# start of DATA LISTING
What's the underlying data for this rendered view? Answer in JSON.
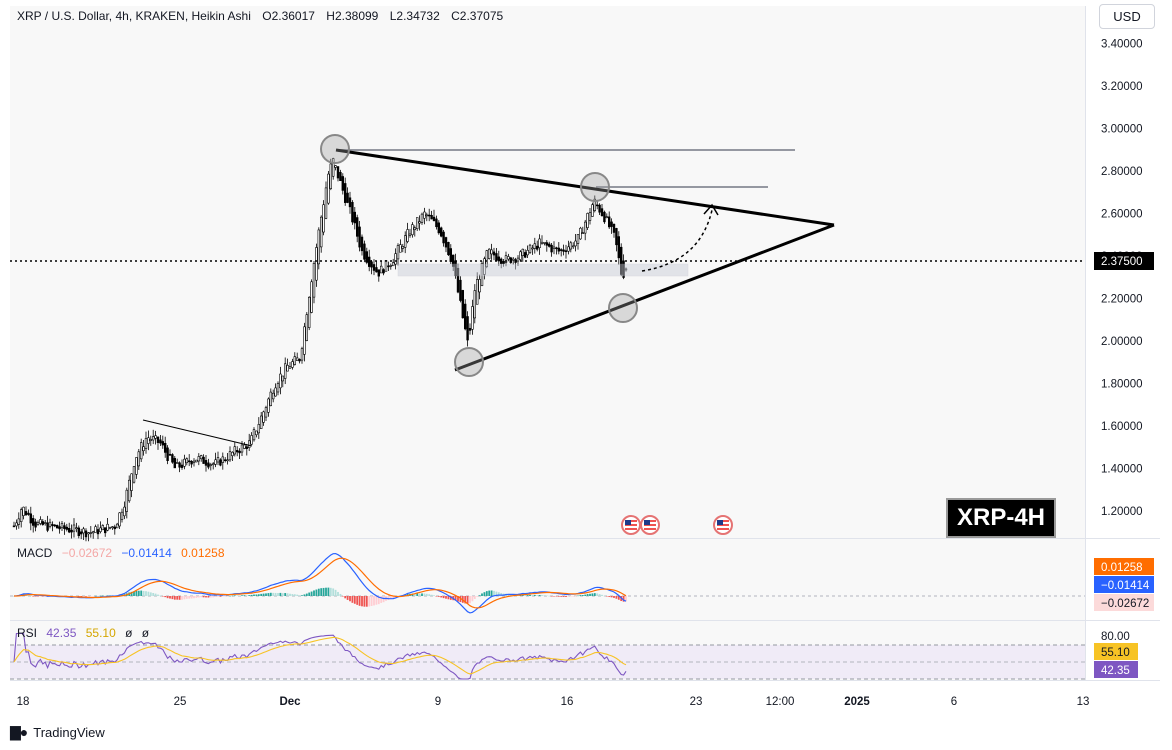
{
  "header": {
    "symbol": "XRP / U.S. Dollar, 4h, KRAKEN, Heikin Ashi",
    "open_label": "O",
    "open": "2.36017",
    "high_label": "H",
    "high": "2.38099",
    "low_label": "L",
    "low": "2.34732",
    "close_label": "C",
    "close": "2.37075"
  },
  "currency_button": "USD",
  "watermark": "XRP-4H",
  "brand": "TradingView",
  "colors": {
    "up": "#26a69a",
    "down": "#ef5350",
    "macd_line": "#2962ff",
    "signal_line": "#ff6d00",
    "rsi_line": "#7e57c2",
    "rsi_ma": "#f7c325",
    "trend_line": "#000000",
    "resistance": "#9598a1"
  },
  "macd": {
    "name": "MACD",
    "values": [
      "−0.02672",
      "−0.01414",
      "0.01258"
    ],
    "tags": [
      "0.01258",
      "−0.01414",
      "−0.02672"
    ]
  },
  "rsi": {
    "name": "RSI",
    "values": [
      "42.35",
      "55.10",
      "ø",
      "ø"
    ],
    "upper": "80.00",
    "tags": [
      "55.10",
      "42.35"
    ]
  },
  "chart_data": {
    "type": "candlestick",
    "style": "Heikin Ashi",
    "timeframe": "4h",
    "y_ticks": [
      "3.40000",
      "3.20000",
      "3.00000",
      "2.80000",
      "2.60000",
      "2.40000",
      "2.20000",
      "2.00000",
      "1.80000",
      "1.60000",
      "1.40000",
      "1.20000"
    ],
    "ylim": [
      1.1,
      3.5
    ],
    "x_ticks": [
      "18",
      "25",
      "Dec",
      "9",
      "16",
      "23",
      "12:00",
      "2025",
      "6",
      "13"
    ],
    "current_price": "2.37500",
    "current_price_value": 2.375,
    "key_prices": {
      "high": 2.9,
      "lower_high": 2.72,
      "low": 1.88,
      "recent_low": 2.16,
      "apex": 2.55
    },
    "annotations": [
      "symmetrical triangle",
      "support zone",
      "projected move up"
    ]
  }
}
# end of DATA LISTING
STATED PROBLEM
Go over the data above and copy every line that has the word "Heikin" in it.

EXERCISE OUTPUT
    "symbol": "XRP / U.S. Dollar, 4h, KRAKEN, Heikin Ashi",
    "style": "Heikin Ashi",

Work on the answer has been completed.